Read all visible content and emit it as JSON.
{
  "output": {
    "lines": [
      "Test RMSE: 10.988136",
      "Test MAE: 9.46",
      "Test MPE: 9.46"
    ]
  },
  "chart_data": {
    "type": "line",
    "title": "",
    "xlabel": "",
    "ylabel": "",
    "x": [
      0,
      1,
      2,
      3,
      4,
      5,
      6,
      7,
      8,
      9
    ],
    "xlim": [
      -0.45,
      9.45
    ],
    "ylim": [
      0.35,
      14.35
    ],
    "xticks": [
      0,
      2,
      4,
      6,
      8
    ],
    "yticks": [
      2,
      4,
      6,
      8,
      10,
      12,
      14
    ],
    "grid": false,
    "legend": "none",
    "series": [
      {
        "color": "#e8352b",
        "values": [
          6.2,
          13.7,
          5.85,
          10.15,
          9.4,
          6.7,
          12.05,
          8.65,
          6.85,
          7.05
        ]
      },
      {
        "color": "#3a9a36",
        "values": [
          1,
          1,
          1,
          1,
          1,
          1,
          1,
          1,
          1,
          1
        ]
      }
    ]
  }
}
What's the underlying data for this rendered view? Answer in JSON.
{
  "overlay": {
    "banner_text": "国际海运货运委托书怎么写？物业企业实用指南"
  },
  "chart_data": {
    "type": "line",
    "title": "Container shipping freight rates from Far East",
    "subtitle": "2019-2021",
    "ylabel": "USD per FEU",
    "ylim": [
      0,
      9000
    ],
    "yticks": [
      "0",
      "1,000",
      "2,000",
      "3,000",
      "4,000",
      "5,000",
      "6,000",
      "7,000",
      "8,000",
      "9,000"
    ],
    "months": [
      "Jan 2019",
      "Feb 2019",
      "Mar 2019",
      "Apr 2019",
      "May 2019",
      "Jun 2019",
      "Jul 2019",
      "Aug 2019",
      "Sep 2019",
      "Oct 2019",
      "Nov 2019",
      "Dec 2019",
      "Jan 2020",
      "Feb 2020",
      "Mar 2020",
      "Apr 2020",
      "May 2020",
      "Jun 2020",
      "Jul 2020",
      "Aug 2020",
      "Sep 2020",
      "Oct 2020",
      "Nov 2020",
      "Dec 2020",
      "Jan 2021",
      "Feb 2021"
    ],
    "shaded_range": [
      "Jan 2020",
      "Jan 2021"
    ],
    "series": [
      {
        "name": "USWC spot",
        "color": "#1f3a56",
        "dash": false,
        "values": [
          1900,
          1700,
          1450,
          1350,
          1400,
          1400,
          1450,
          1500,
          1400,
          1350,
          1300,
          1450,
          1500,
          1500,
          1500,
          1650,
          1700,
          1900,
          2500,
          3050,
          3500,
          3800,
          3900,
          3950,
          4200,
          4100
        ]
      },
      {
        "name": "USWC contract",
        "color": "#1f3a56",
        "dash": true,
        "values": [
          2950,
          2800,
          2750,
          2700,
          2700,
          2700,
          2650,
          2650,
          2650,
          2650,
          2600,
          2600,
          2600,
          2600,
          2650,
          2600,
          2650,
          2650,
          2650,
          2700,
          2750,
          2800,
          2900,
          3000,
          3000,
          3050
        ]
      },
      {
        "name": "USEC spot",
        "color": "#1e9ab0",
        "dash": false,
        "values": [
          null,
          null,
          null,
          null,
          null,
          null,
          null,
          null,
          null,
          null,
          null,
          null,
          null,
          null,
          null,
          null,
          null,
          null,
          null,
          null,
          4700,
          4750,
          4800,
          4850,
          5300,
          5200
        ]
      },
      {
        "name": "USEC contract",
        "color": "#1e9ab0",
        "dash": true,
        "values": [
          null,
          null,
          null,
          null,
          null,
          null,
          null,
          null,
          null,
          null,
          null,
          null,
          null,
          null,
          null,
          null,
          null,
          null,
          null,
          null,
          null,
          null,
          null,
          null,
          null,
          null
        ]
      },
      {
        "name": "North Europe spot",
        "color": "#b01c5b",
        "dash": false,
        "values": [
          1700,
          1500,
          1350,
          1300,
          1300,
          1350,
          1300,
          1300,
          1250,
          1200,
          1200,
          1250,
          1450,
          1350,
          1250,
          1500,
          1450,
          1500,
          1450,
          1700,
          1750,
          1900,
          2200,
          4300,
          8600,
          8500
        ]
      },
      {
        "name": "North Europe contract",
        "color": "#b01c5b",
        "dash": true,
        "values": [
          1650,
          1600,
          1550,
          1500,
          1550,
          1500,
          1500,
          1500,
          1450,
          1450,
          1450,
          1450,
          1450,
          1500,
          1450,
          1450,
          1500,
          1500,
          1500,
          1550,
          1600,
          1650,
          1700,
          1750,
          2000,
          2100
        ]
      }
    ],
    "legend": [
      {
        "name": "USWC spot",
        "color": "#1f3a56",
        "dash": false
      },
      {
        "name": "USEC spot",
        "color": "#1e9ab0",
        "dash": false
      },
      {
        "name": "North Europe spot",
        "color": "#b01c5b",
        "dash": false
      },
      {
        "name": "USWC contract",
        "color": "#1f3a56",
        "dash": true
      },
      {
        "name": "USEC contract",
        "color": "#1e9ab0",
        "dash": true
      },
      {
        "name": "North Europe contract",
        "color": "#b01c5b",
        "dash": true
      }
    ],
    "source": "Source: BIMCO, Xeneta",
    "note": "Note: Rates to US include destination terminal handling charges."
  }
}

□ □ □ □ □ □ □

> **What is asked**
All of the records must be retyped exactly as they are.

> **Result of this task**
Read all visible content and emit it as JSON.
{
  "output": {
    "lines": [
      "Test RMSE: 10.988136",
      "Test MAE: 9.46",
      "Test MPE: 9.46"
    ]
  },
  "chart_data": {
    "type": "line",
    "title": "",
    "xlabel": "",
    "ylabel": "",
    "x": [
      0,
      1,
      2,
      3,
      4,
      5,
      6,
      7,
      8,
      9
    ],
    "xlim": [
      -0.45,
      9.45
    ],
    "ylim": [
      0.35,
      14.35
    ],
    "xticks": [
      0,
      2,
      4,
      6,
      8
    ],
    "yticks": [
      2,
      4,
      6,
      8,
      10,
      12,
      14
    ],
    "grid": false,
    "legend": "none",
    "series": [
      {
        "color": "#e8352b",
        "values": [
          6.2,
          13.7,
          5.85,
          10.15,
          9.4,
          6.7,
          12.05,
          8.65,
          6.85,
          7.05
        ]
      },
      {
        "color": "#3a9a36",
        "values": [
          1,
          1,
          1,
          1,
          1,
          1,
          1,
          1,
          1,
          1
        ]
      }
    ]
  }
}
What's the underlying data for this rendered view? Answer in JSON.
{
  "overlay": {
    "banner_text": "国际海运货运委托书怎么写？物业企业实用指南"
  },
  "chart_data": {
    "type": "line",
    "title": "Container shipping freight rates from Far East",
    "subtitle": "2019-2021",
    "ylabel": "USD per FEU",
    "ylim": [
      0,
      9000
    ],
    "yticks": [
      "0",
      "1,000",
      "2,000",
      "3,000",
      "4,000",
      "5,000",
      "6,000",
      "7,000",
      "8,000",
      "9,000"
    ],
    "months": [
      "Jan 2019",
      "Feb 2019",
      "Mar 2019",
      "Apr 2019",
      "May 2019",
      "Jun 2019",
      "Jul 2019",
      "Aug 2019",
      "Sep 2019",
      "Oct 2019",
      "Nov 2019",
      "Dec 2019",
      "Jan 2020",
      "Feb 2020",
      "Mar 2020",
      "Apr 2020",
      "May 2020",
      "Jun 2020",
      "Jul 2020",
      "Aug 2020",
      "Sep 2020",
      "Oct 2020",
      "Nov 2020",
      "Dec 2020",
      "Jan 2021",
      "Feb 2021"
    ],
    "shaded_range": [
      "Jan 2020",
      "Jan 2021"
    ],
    "series": [
      {
        "name": "USWC spot",
        "color": "#1f3a56",
        "dash": false,
        "values": [
          1900,
          1700,
          1450,
          1350,
          1400,
          1400,
          1450,
          1500,
          1400,
          1350,
          1300,
          1450,
          1500,
          1500,
          1500,
          1650,
          1700,
          1900,
          2500,
          3050,
          3500,
          3800,
          3900,
          3950,
          4200,
          4100
        ]
      },
      {
        "name": "USWC contract",
        "color": "#1f3a56",
        "dash": true,
        "values": [
          2950,
          2800,
          2750,
          2700,
          2700,
          2700,
          2650,
          2650,
          2650,
          2650,
          2600,
          2600,
          2600,
          2600,
          2650,
          2600,
          2650,
          2650,
          2650,
          2700,
          2750,
          2800,
          2900,
          3000,
          3000,
          3050
        ]
      },
      {
        "name": "USEC spot",
        "color": "#1e9ab0",
        "dash": false,
        "values": [
          null,
          null,
          null,
          null,
          null,
          null,
          null,
          null,
          null,
          null,
          null,
          null,
          null,
          null,
          null,
          null,
          null,
          null,
          null,
          null,
          4700,
          4750,
          4800,
          4850,
          5300,
          5200
        ]
      },
      {
        "name": "USEC contract",
        "color": "#1e9ab0",
        "dash": true,
        "values": [
          null,
          null,
          null,
          null,
          null,
          null,
          null,
          null,
          null,
          null,
          null,
          null,
          null,
          null,
          null,
          null,
          null,
          null,
          null,
          null,
          null,
          null,
          null,
          null,
          null,
          null
        ]
      },
      {
        "name": "North Europe spot",
        "color": "#b01c5b",
        "dash": false,
        "values": [
          1700,
          1500,
          1350,
          1300,
          1300,
          1350,
          1300,
          1300,
          1250,
          1200,
          1200,
          1250,
          1450,
          1350,
          1250,
          1500,
          1450,
          1500,
          1450,
          1700,
          1750,
          1900,
          2200,
          4300,
          8600,
          8500
        ]
      },
      {
        "name": "North Europe contract",
        "color": "#b01c5b",
        "dash": true,
        "values": [
          1650,
          1600,
          1550,
          1500,
          1550,
          1500,
          1500,
          1500,
          1450,
          1450,
          1450,
          1450,
          1450,
          1500,
          1450,
          1450,
          1500,
          1500,
          1500,
          1550,
          1600,
          1650,
          1700,
          1750,
          2000,
          2100
        ]
      }
    ],
    "legend": [
      {
        "name": "USWC spot",
        "color": "#1f3a56",
        "dash": false
      },
      {
        "name": "USEC spot",
        "color": "#1e9ab0",
        "dash": false
      },
      {
        "name": "North Europe spot",
        "color": "#b01c5b",
        "dash": false
      },
      {
        "name": "USWC contract",
        "color": "#1f3a56",
        "dash": true
      },
      {
        "name": "USEC contract",
        "color": "#1e9ab0",
        "dash": true
      },
      {
        "name": "North Europe contract",
        "color": "#b01c5b",
        "dash": true
      }
    ],
    "source": "Source: BIMCO, Xeneta",
    "note": "Note: Rates to US include destination terminal handling charges."
  }
}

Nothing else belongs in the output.